QUOTED TEXT =>
Based on Antonio di Benedetto’s 1956 existential novel, “Zama” centers on a 17th century Spanish officer (played by Daniel Giménez Cacho) who awaits his transfer from Paraguay to Buenos Aires.
“I think cinema can and should break frontiers and I am willing to work for it,” Catani says.

“Latin America is a very heterogeneous region; each country has its own peculiar culture,” says producer Ana Alice de Morais of 3Moinhos, a co-producer of Argentine road movie-family drama “Malambo King” by Juan Pablo Felix. “Despite this diversity, they can have many social issues in common; some of them even share similar political histories. There is also a very similar way of producing and doing business.”

Fellipe Barbosa was considering cuts mid-shoot to his 2017 Cannes Critics’ Week entry “Gabriel and the Mountain” when additional coin came in through Arte France and Yohann Cornu of Damned Films. “I wouldn’t have been able to finish my film without co-production funding,” Barbosa says. “The main advantage [to co-production] is collaboration: this is priceless, to collaborate with a different school of cinema, in my case, the French one, working on sound and color during post-production, with amazing professionals.”

DIRECTIONS =>
- 1) Answer these questions from the film co-production text:
(a) In "Zama," where is the officer waiting to be transferred from and to?
(b) What company is producer Ana Alice de Morais with?
(c) Through whom did additional money for "Gabriel and the Mountain" come in?
- 2) Decide whether each statement agrees with the film co-production text:
(a) "Zama" is based on a novel published in 1956.
(b) "Malambo King" is a Brazilian road movie.
(c) Barbosa worked with French professionals on editing during post-production.
- 3) Print the stretch of the film co-production text from "Based on Antonio" through "to Buenos Aires.".
The entries that come next are separate material and are not part of the film co-production text.

RECORD EXTRACTS =>
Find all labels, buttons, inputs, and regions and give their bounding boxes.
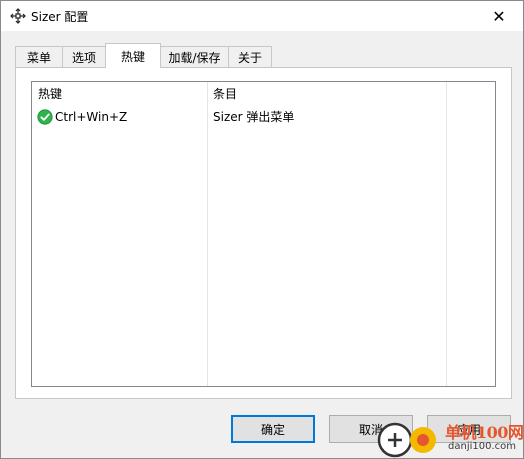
ok-button[interactable]: 确定 (231, 415, 315, 443)
move-arrows-icon (10, 8, 26, 24)
check-circle-icon (37, 109, 53, 125)
item-value: Sizer 弹出菜单 (213, 110, 295, 124)
watermark-domain: danji100.com (448, 441, 516, 452)
sizer-config-dialog: Sizer 配置 ✕ 菜单 选项 热键 加载/保存 关于 热键 条目 Ctrl+… (0, 0, 524, 459)
close-button[interactable]: ✕ (479, 1, 519, 31)
window-title: Sizer 配置 (31, 10, 89, 24)
tab-hotkeys[interactable]: 热键 (105, 43, 161, 68)
watermark-brand: 单机100网 (445, 423, 524, 442)
list-item[interactable]: Ctrl+Win+Z Sizer 弹出菜单 (32, 108, 495, 126)
watermark-logo-icon (377, 422, 436, 458)
tab-options[interactable]: 选项 (62, 46, 106, 67)
title-bar[interactable]: Sizer 配置 ✕ (1, 1, 523, 31)
column-header-hotkey[interactable]: 热键 (38, 84, 62, 104)
column-divider (207, 82, 208, 386)
column-divider (446, 82, 447, 386)
tab-label: 关于 (237, 50, 262, 65)
hotkeys-list[interactable]: 热键 条目 Ctrl+Win+Z Sizer 弹出菜单 (31, 81, 496, 387)
column-header-item[interactable]: 条目 (213, 84, 237, 104)
close-icon: ✕ (492, 6, 506, 26)
tab-label: 加载/保存 (168, 50, 221, 65)
hotkeys-tab-panel: 热键 条目 Ctrl+Win+Z Sizer 弹出菜单 (15, 67, 512, 399)
tab-label: 菜单 (26, 50, 51, 65)
tab-menu[interactable]: 菜单 (15, 46, 63, 67)
tab-label: 选项 (71, 50, 96, 65)
tab-load-save[interactable]: 加载/保存 (160, 46, 229, 67)
tab-about[interactable]: 关于 (228, 46, 272, 67)
hotkey-value: Ctrl+Win+Z (55, 110, 128, 124)
tab-label: 热键 (120, 49, 145, 64)
ok-button-label: 确定 (260, 422, 285, 437)
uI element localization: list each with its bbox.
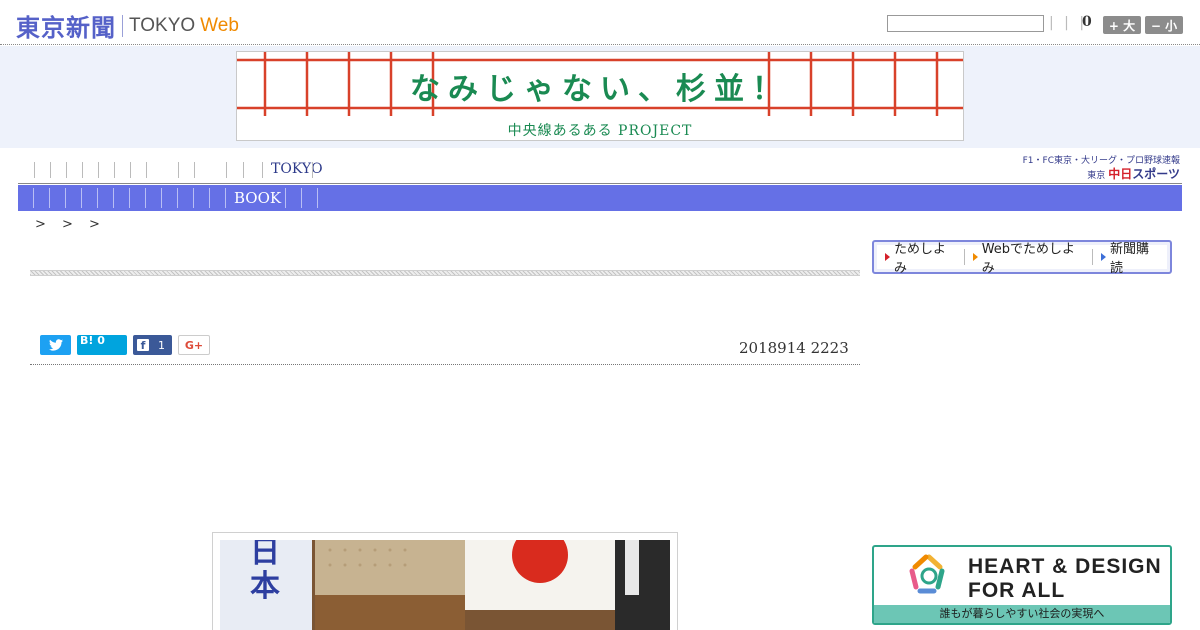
- logo-kanji: 東京新聞: [16, 13, 116, 42]
- nav-divider: [34, 162, 35, 178]
- nav-divider: [82, 162, 83, 178]
- nav-item-tokyo[interactable]: TOKYO: [271, 161, 323, 177]
- subnav-divider: [285, 188, 286, 208]
- subnav-item-book[interactable]: BOOK: [234, 189, 281, 207]
- subscribe-links: ためしよみ Webでためしよみ 新聞購読: [877, 242, 1167, 276]
- subnav-divider: [209, 188, 210, 208]
- chunichi-name-a: 中日: [1108, 167, 1133, 181]
- subnav-divider: [193, 188, 194, 208]
- twitter-share-button[interactable]: [40, 335, 71, 355]
- nav-divider: [226, 162, 227, 178]
- arrow-right-icon: [885, 253, 890, 261]
- font-size-smaller-button[interactable]: − 小: [1145, 16, 1183, 34]
- arrow-right-icon: [1101, 253, 1107, 261]
- web-trial-read-label: Webでためしよみ: [981, 242, 1076, 276]
- facebook-count: 1: [158, 338, 165, 352]
- nav-divider: [178, 162, 179, 178]
- top-ad-band: なみじゃない、杉並！ 中央線あるある PROJECT: [0, 46, 1200, 148]
- subnav-divider: [33, 188, 34, 208]
- date-rule: [30, 364, 860, 365]
- nav-divider: [243, 162, 244, 178]
- facebook-icon: f: [137, 339, 149, 352]
- photo-banner-text: 日本: [250, 540, 280, 604]
- site-header: 東京新聞 TOKYO Web | | | 0 + 大 − 小: [0, 0, 1200, 45]
- web-trial-read-link[interactable]: Webでためしよみ: [963, 242, 1092, 276]
- utility-count: 0: [1082, 14, 1092, 30]
- hatena-bookmark-button[interactable]: B! 0: [77, 335, 127, 355]
- subnav-divider: [97, 188, 98, 208]
- heart-design-logo-icon: [909, 554, 945, 594]
- ad-line1: HEART & DESIGN: [968, 555, 1162, 578]
- google-plus-share-button[interactable]: G+: [178, 335, 210, 355]
- nav-divider: [50, 162, 51, 178]
- hatena-label: B!: [80, 334, 94, 347]
- article-date: 2018914 2223: [739, 339, 849, 357]
- ad-footer: 誰もが暮らしやすい社会の実現へ: [874, 605, 1170, 623]
- banner-title: なみじゃない、杉並！: [410, 72, 790, 107]
- font-size-larger-button[interactable]: + 大: [1103, 16, 1141, 34]
- subscribe-label: 新聞購読: [1110, 242, 1150, 276]
- subnav-divider: [317, 188, 318, 208]
- logo-tokyo: TOKYO: [129, 14, 196, 36]
- search-input[interactable]: [887, 15, 1044, 32]
- trial-read-link[interactable]: ためしよみ: [877, 242, 964, 276]
- subnav-divider: [301, 188, 302, 208]
- subnav-divider: [49, 188, 50, 208]
- nav-divider: [146, 162, 147, 178]
- subnav-divider: [145, 188, 146, 208]
- twitter-icon: [48, 339, 63, 351]
- suginami-banner[interactable]: なみじゃない、杉並！ 中央線あるある PROJECT: [236, 51, 964, 141]
- nav-divider: [130, 162, 131, 178]
- share-buttons: B! 0 f 1 G+: [40, 335, 210, 355]
- subscribe-box: ためしよみ Webでためしよみ 新聞購読: [872, 240, 1172, 276]
- chunichi-logo: 東京 中日スポーツ: [1087, 165, 1180, 182]
- banner-subtitle: 中央線あるある PROJECT: [507, 123, 693, 139]
- nav-divider: [66, 162, 67, 178]
- subnav-divider: [225, 188, 226, 208]
- hatena-count: 0: [97, 334, 105, 347]
- article-photo-frame: 日本: [212, 532, 678, 630]
- article-title-rule: [30, 270, 860, 276]
- subnav-divider: [161, 188, 162, 208]
- logo-web: Web: [200, 14, 239, 36]
- subnav-divider: [81, 188, 82, 208]
- arrow-right-icon: [972, 253, 978, 261]
- subscribe-link[interactable]: 新聞購読: [1092, 242, 1167, 276]
- subnav-divider: [113, 188, 114, 208]
- subnav-divider: [177, 188, 178, 208]
- chunichi-prefix: 東京: [1087, 171, 1106, 181]
- nav-divider: [312, 162, 313, 178]
- photo-graphic: [220, 540, 670, 630]
- nav-divider: [98, 162, 99, 178]
- subnav-divider: [129, 188, 130, 208]
- sub-nav: BOOK: [18, 185, 1182, 211]
- chunichi-sports-link[interactable]: F1・FC東京・大リーグ・プロ野球速報 東京 中日スポーツ: [1020, 153, 1180, 181]
- facebook-share-button[interactable]: f 1: [133, 335, 172, 355]
- logo-separator: [122, 14, 123, 37]
- subnav-divider: [65, 188, 66, 208]
- nav-divider: [194, 162, 195, 178]
- nav-rule: [18, 183, 1182, 184]
- category-nav: TOKYO: [18, 158, 848, 182]
- nav-divider: [114, 162, 115, 178]
- breadcrumb[interactable]: > > >: [35, 217, 106, 232]
- nav-divider: [262, 162, 263, 178]
- site-logo[interactable]: 東京新聞 TOKYO Web: [16, 8, 239, 43]
- article-photo[interactable]: 日本: [220, 540, 670, 630]
- heart-design-ad[interactable]: HEART & DESIGN FOR ALL 誰もが暮らしやすい社会の実現へ: [872, 545, 1172, 625]
- chunichi-name-b: スポーツ: [1132, 167, 1180, 181]
- trial-read-label: ためしよみ: [894, 242, 947, 276]
- ad-line2: FOR ALL: [968, 579, 1066, 602]
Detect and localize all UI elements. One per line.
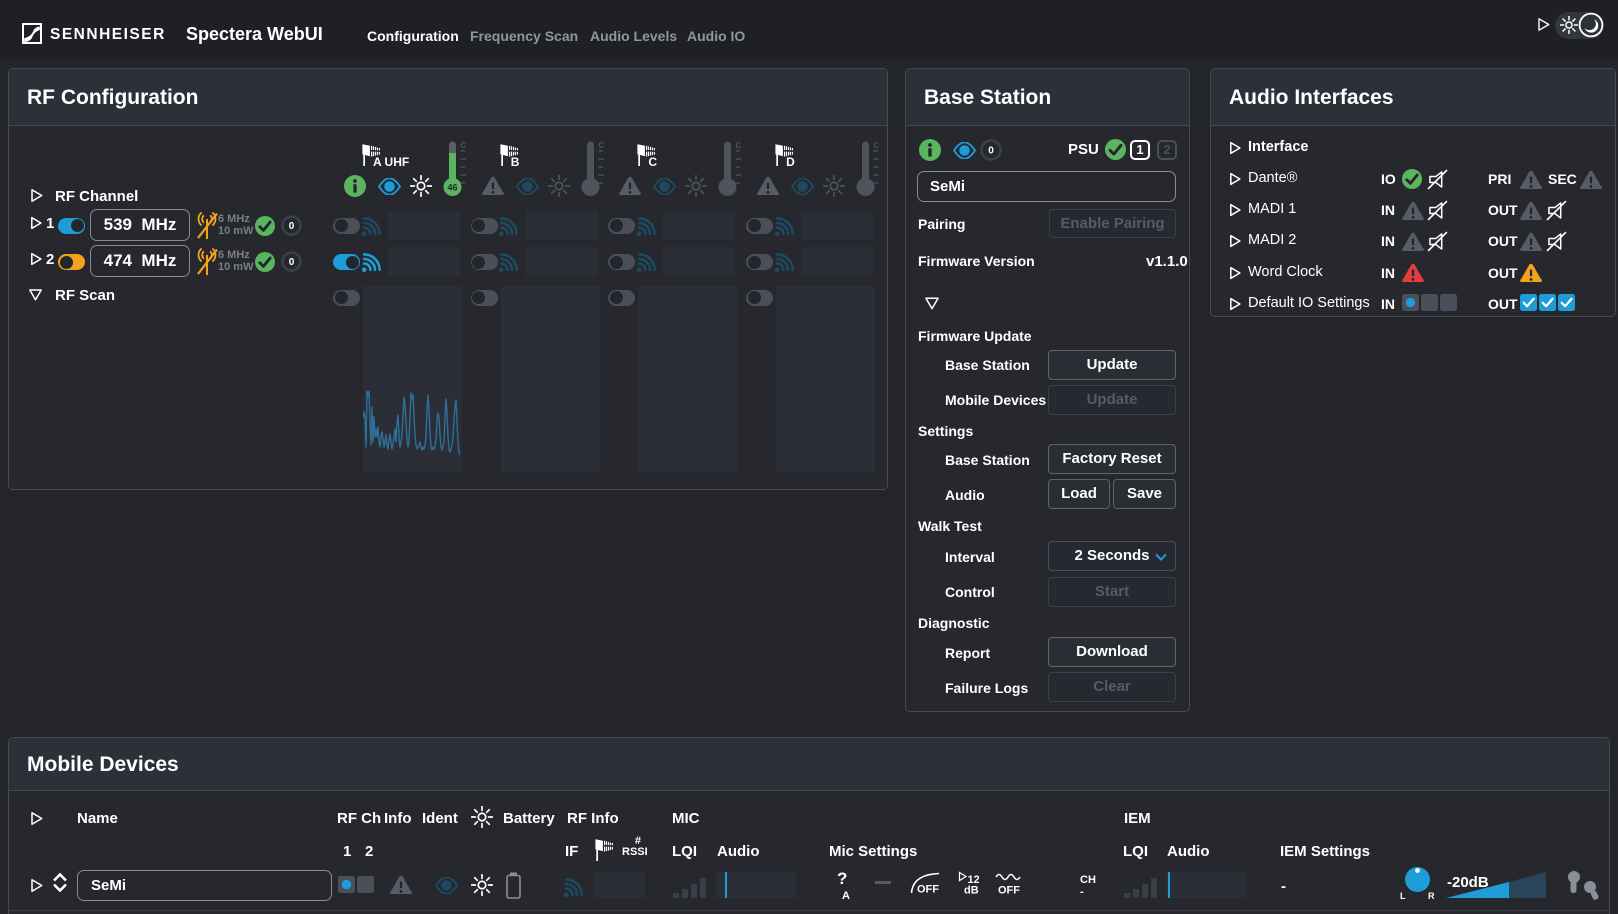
svg-text:C: C	[461, 141, 467, 150]
svg-text:OFF: OFF	[917, 884, 939, 895]
svg-text:OFF: OFF	[998, 885, 1020, 896]
svg-text:C: C	[736, 141, 742, 150]
svg-text:0: 0	[988, 146, 994, 157]
svg-text:R: R	[1428, 891, 1435, 901]
svg-text:C: C	[874, 141, 880, 150]
svg-text:dB: dB	[964, 885, 979, 896]
svg-text:0: 0	[289, 257, 295, 268]
svg-text:C: C	[598, 141, 604, 150]
svg-text:L: L	[1400, 891, 1406, 901]
svg-text:46: 46	[447, 183, 457, 193]
svg-text:0: 0	[289, 221, 295, 232]
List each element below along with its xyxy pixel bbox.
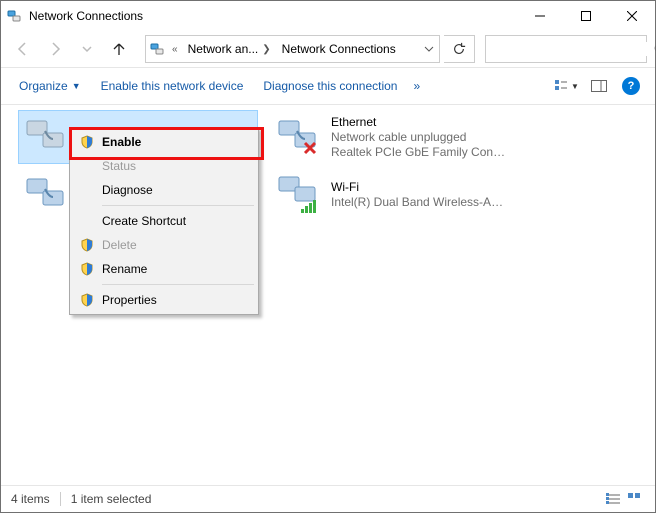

ANSWERS BY TASK =>
- 1)
(a) From Paraguay to Buenos Aires.
(b) 3Moinhos.
(c) Arte France and Yohann Cornu of Damned Films.

- 2)
(a) Yes: "Based on Antonio di Benedetto’s 1956 existential novel"
(b) No: "Argentine road movie-family drama “Malambo King”"
(c) No: "working on sound and color during post-production"

- 3)
Based on Antonio di Benedetto’s 1956 existential novel, “Zama” centers on a 17th century Spanish officer (played by Daniel Giménez Cacho) who awaits his transfer from Paraguay to Buenos Aires.